What this task involves: Show each line that has the string "JSON" in it.

Extracted data:
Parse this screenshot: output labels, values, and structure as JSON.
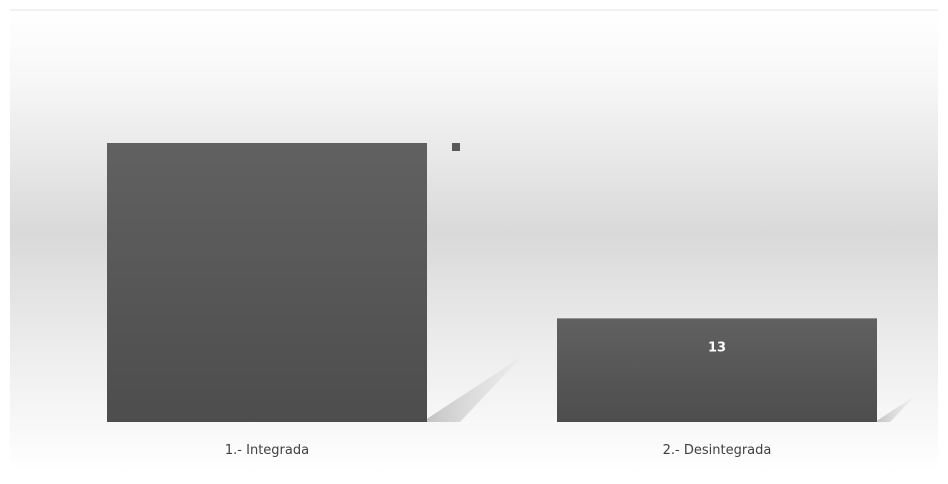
{
  "chart_data": {
    "type": "bar",
    "title": "",
    "xlabel": "",
    "ylabel": "",
    "categories": [
      "1.- Integrada",
      "2.- Desintegrada"
    ],
    "series": [
      {
        "values": [
          35,
          13
        ],
        "data_labels": [
          "",
          "13"
        ]
      }
    ],
    "ylim": [
      0,
      35
    ],
    "grid": false,
    "legend": "right",
    "colors": {
      "bar": "#5a5a5a",
      "bar_top": "#616161",
      "bar_bottom": "#4d4d4d",
      "shadow": "#c4c4c4",
      "legend_marker": "#595959",
      "label_text": "#404040",
      "data_label_text": "#ffffff",
      "plot_bg_top": "#ffffff",
      "plot_bg_mid": "#d9d9d9"
    }
  }
}
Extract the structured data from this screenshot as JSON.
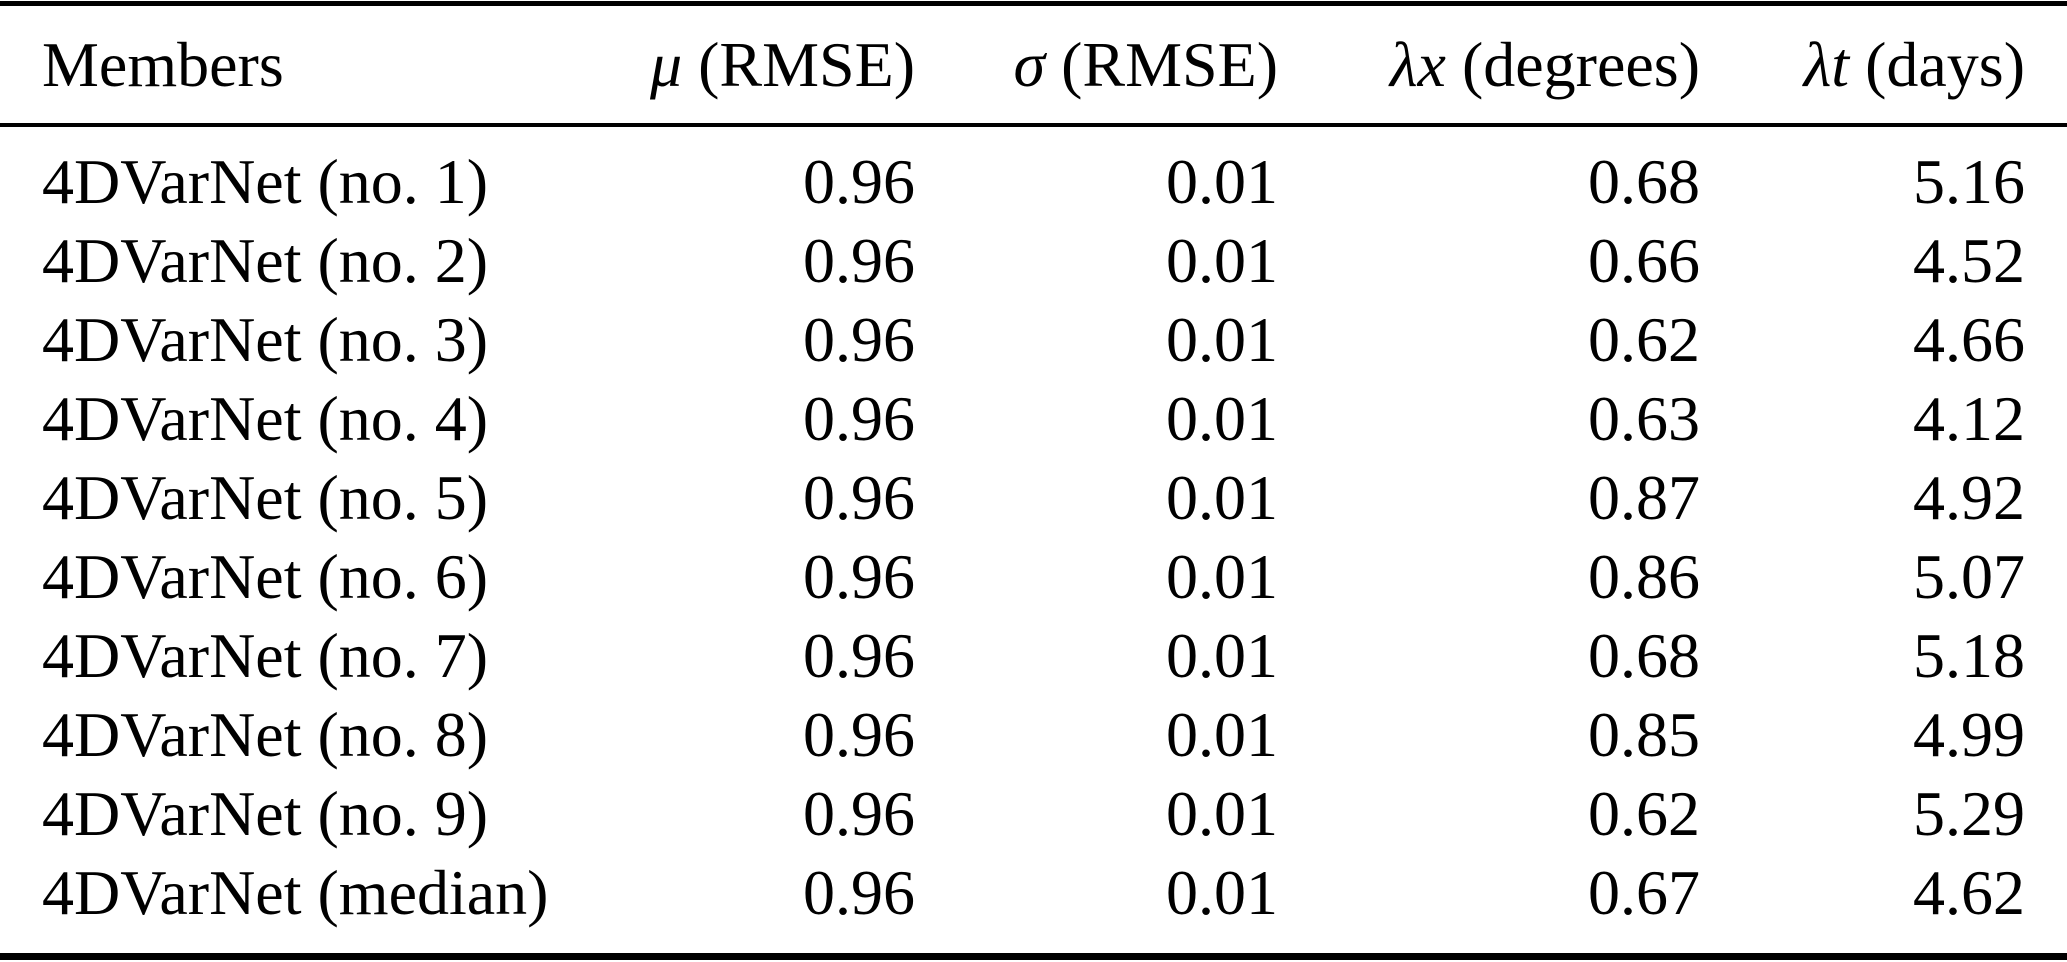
{
  "table": {
    "colors": {
      "text": "#000000",
      "background": "#ffffff",
      "rule": "#000000"
    },
    "headers": [
      {
        "symbol": "",
        "label": "Members"
      },
      {
        "symbol": "μ",
        "label": " (RMSE)"
      },
      {
        "symbol": "σ",
        "label": " (RMSE)"
      },
      {
        "symbol": "λx",
        "label": " (degrees)"
      },
      {
        "symbol": "λt",
        "label": " (days)"
      }
    ],
    "rows": [
      [
        "4DVarNet (no. 1)",
        "0.96",
        "0.01",
        "0.68",
        "5.16"
      ],
      [
        "4DVarNet (no. 2)",
        "0.96",
        "0.01",
        "0.66",
        "4.52"
      ],
      [
        "4DVarNet (no. 3)",
        "0.96",
        "0.01",
        "0.62",
        "4.66"
      ],
      [
        "4DVarNet (no. 4)",
        "0.96",
        "0.01",
        "0.63",
        "4.12"
      ],
      [
        "4DVarNet (no. 5)",
        "0.96",
        "0.01",
        "0.87",
        "4.92"
      ],
      [
        "4DVarNet (no. 6)",
        "0.96",
        "0.01",
        "0.86",
        "5.07"
      ],
      [
        "4DVarNet (no. 7)",
        "0.96",
        "0.01",
        "0.68",
        "5.18"
      ],
      [
        "4DVarNet (no. 8)",
        "0.96",
        "0.01",
        "0.85",
        "4.99"
      ],
      [
        "4DVarNet (no. 9)",
        "0.96",
        "0.01",
        "0.62",
        "5.29"
      ],
      [
        "4DVarNet (median)",
        "0.96",
        "0.01",
        "0.67",
        "4.62"
      ]
    ]
  }
}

Written solution:
Parse this screenshot: output labels, values, and structure as JSON.
Extract the structured data from this screenshot as JSON.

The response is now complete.